**Aim of the task**
Give a verbatim copy of the lines below, minus the pictures.

**Task data**
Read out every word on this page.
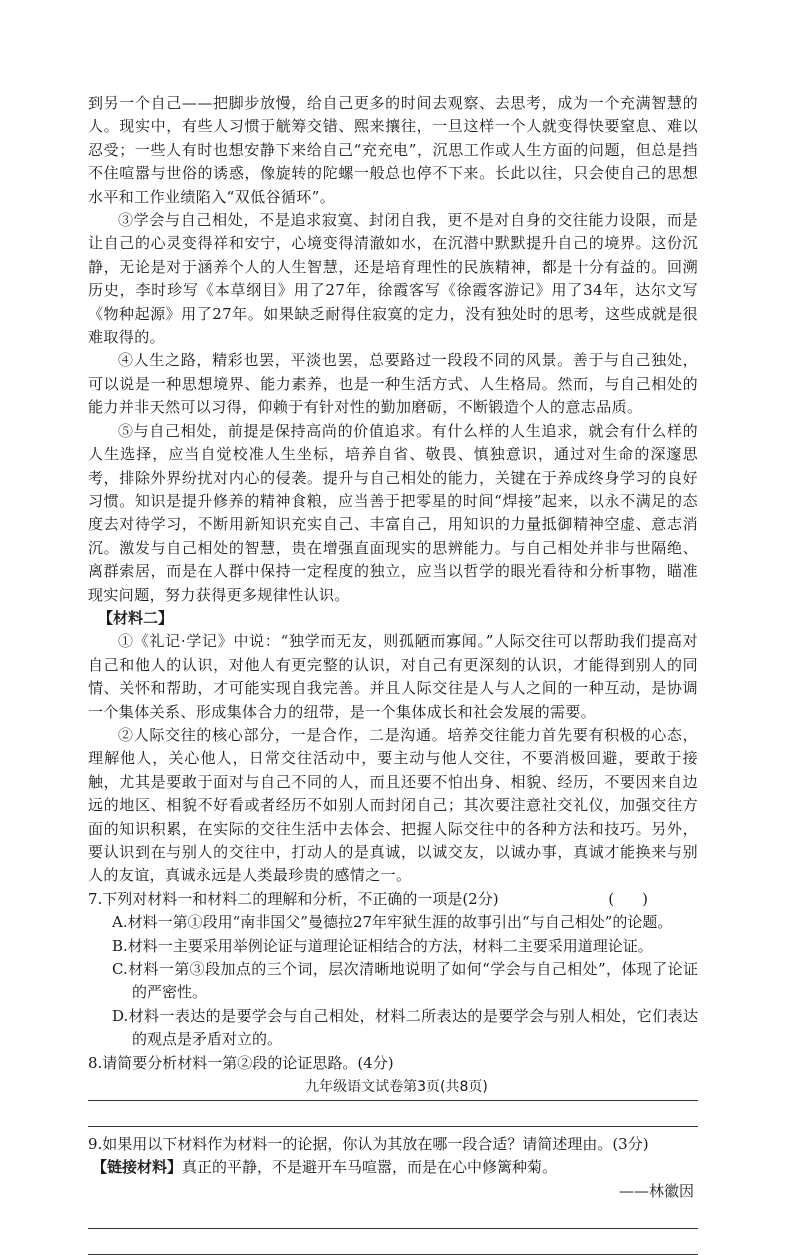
到另一个自己——把脚步放慢，给自己更多的时间去观察、去思考，成为一个充满智慧的人。现实中，有些人习惯于觥筹交错、熙来攘往，一旦这样一个人就变得快要窒息、难以忍受；一些人有时也想安静下来给自己“充充电”，沉思工作或人生方面的问题，但总是挡不住喧嚣与世俗的诱惑，像旋转的陀螺一般总也停不下来。长此以往，只会使自己的思想水平和工作业绩陷入“双低谷循环”。

③学会与自己相处，不是追求寂寞、封闭自我，更不是对自身的交往能力设限，而是让自己的心灵变得祥和安宁，心境变得清澈如水，在沉潜中默默提升自己的境界。这份沉静，无论是对于涵养个人的人生智慧，还是培育理性的民族精神，都是十分有益的。回溯历史，李时珍写《本草纲目》用了27年，徐霞客写《徐霞客游记》用了34年，达尔文写《物种起源》用了27年。如果缺乏耐得住寂寞的定力，没有独处时的思考，这些成就是很难取得的。

④人生之路，精彩也罢，平淡也罢，总要路过一段段不同的风景。善于与自己独处，可以说是一种思想境界、能力素养，也是一种生活方式、人生格局。然而，与自己相处的能力并非天然可以习得，仰赖于有针对性的勤加磨砺，不断锻造个人的意志品质。

⑤与自己相处，前提是保持高尚的价值追求。有什么样的人生追求，就会有什么样的人生选择，应当自觉校准人生坐标，培养自省、敬畏、慎独意识，通过对生命的深邃思考，排除外界纷扰对内心的侵袭。提升与自己相处的能力，关键在于养成终身学习的良好习惯。知识是提升修养的精神食粮，应当善于把零星的时间“焊接”起来，以永不满足的态度去对待学习，不断用新知识充实自己、丰富自己，用知识的力量抵御精神空虚、意志消沉。激发与自己相处的智慧，贵在增强直面现实的思辨能力。与自己相处并非与世隔绝、离群索居，而是在人群中保持一定程度的独立，应当以哲学的眼光看待和分析事物，瞄准现实问题，努力获得更多规律性认识。

【材料二】

①《礼记·学记》中说：“独学而无友，则孤陋而寡闻。”人际交往可以帮助我们提高对自己和他人的认识，对他人有更完整的认识，对自己有更深刻的认识，才能得到别人的同情、关怀和帮助，才可能实现自我完善。并且人际交往是人与人之间的一种互动，是协调一个集体关系、形成集体合力的纽带，是一个集体成长和社会发展的需要。

②人际交往的核心部分，一是合作，二是沟通。培养交往能力首先要有积极的心态，理解他人，关心他人，日常交往活动中，要主动与他人交往，不要消极回避，要敢于接触，尤其是要敢于面对与自己不同的人，而且还要不怕出身、相貌、经历，不要因来自边远的地区、相貌不好看或者经历不如别人而封闭自己；其次要注意社交礼仪，加强交往方面的知识积累，在实际的交往生活中去体会、把握人际交往中的各种方法和技巧。另外，要认识到在与别人的交往中，打动人的是真诚，以诚交友，以诚办事，真诚才能换来与别人的友谊，真诚永远是人类最珍贵的感情之一。

7.下列对材料一和材料二的理解和分析，不正确的一项是(2分)	()

A.材料一第①段用“南非国父”曼德拉27年牢狱生涯的故事引出“与自己相处”的论题。

B.材料一主要采用举例论证与道理论证相结合的方法，材料二主要采用道理论证。

C.材料一第③段加点的三个词，层次清晰地说明了如何“学会与自己相处”，体现了论证的严密性。

D.材料一表达的是要学会与自己相处，材料二所表达的是要学会与别人相处，它们表达的观点是矛盾对立的。

8.请简要分析材料一第②段的论证思路。(4分)
9.如果用以下材料作为材料一的论据，你认为其放在哪一段合适？请简述理由。(3分)

【链接材料】真正的平静，不是避开车马喧嚣，而是在心中修篱种菊。

——林徽因

九年级语文试卷第3页(共8页)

**Result of this exercise**
Read out every word on this page.
到另一个自己——把脚步放慢，给自己更多的时间去观察、去思考，成为一个充满智慧的人。现实中，有些人习惯于觥筹交错、熙来攘往，一旦这样一个人就变得快要窒息、难以忍受；一些人有时也想安静下来给自己“充充电”，沉思工作或人生方面的问题，但总是挡不住喧嚣与世俗的诱惑，像旋转的陀螺一般总也停不下来。长此以往，只会使自己的思想水平和工作业绩陷入“双低谷循环”。

③学会与自己相处，不是追求寂寞、封闭自我，更不是对自身的交往能力设限，而是让自己的心灵变得祥和安宁，心境变得清澈如水，在沉潜中默默提升自己的境界。这份沉静，无论是对于涵养个人的人生智慧，还是培育理性的民族精神，都是十分有益的。回溯历史，李时珍写《本草纲目》用了27年，徐霞客写《徐霞客游记》用了34年，达尔文写《物种起源》用了27年。如果缺乏耐得住寂寞的定力，没有独处时的思考，这些成就是很难取得的。

④人生之路，精彩也罢，平淡也罢，总要路过一段段不同的风景。善于与自己独处，可以说是一种思想境界、能力素养，也是一种生活方式、人生格局。然而，与自己相处的能力并非天然可以习得，仰赖于有针对性的勤加磨砺，不断锻造个人的意志品质。

⑤与自己相处，前提是保持高尚的价值追求。有什么样的人生追求，就会有什么样的人生选择，应当自觉校准人生坐标，培养自省、敬畏、慎独意识，通过对生命的深邃思考，排除外界纷扰对内心的侵袭。提升与自己相处的能力，关键在于养成终身学习的良好习惯。知识是提升修养的精神食粮，应当善于把零星的时间“焊接”起来，以永不满足的态度去对待学习，不断用新知识充实自己、丰富自己，用知识的力量抵御精神空虚、意志消沉。激发与自己相处的智慧，贵在增强直面现实的思辨能力。与自己相处并非与世隔绝、离群索居，而是在人群中保持一定程度的独立，应当以哲学的眼光看待和分析事物，瞄准现实问题，努力获得更多规律性认识。

【材料二】

①《礼记·学记》中说：“独学而无友，则孤陋而寡闻。”人际交往可以帮助我们提高对自己和他人的认识，对他人有更完整的认识，对自己有更深刻的认识，才能得到别人的同情、关怀和帮助，才可能实现自我完善。并且人际交往是人与人之间的一种互动，是协调一个集体关系、形成集体合力的纽带，是一个集体成长和社会发展的需要。

②人际交往的核心部分，一是合作，二是沟通。培养交往能力首先要有积极的心态，理解他人，关心他人，日常交往活动中，要主动与他人交往，不要消极回避，要敢于接触，尤其是要敢于面对与自己不同的人，而且还要不怕出身、相貌、经历，不要因来自边远的地区、相貌不好看或者经历不如别人而封闭自己；其次要注意社交礼仪，加强交往方面的知识积累，在实际的交往生活中去体会、把握人际交往中的各种方法和技巧。另外，要认识到在与别人的交往中，打动人的是真诚，以诚交友，以诚办事，真诚才能换来与别人的友谊，真诚永远是人类最珍贵的感情之一。

7.下列对材料一和材料二的理解和分析，不正确的一项是(2分)	()

A.材料一第①段用“南非国父”曼德拉27年牢狱生涯的故事引出“与自己相处”的论题。

B.材料一主要采用举例论证与道理论证相结合的方法，材料二主要采用道理论证。

C.材料一第③段加点的三个词，层次清晰地说明了如何“学会与自己相处”，体现了论证的严密性。

D.材料一表达的是要学会与自己相处，材料二所表达的是要学会与别人相处，它们表达的观点是矛盾对立的。

8.请简要分析材料一第②段的论证思路。(4分)
9.如果用以下材料作为材料一的论据，你认为其放在哪一段合适？请简述理由。(3分)

【链接材料】真正的平静，不是避开车马喧嚣，而是在心中修篱种菊。

——林徽因

九年级语文试卷第3页(共8页)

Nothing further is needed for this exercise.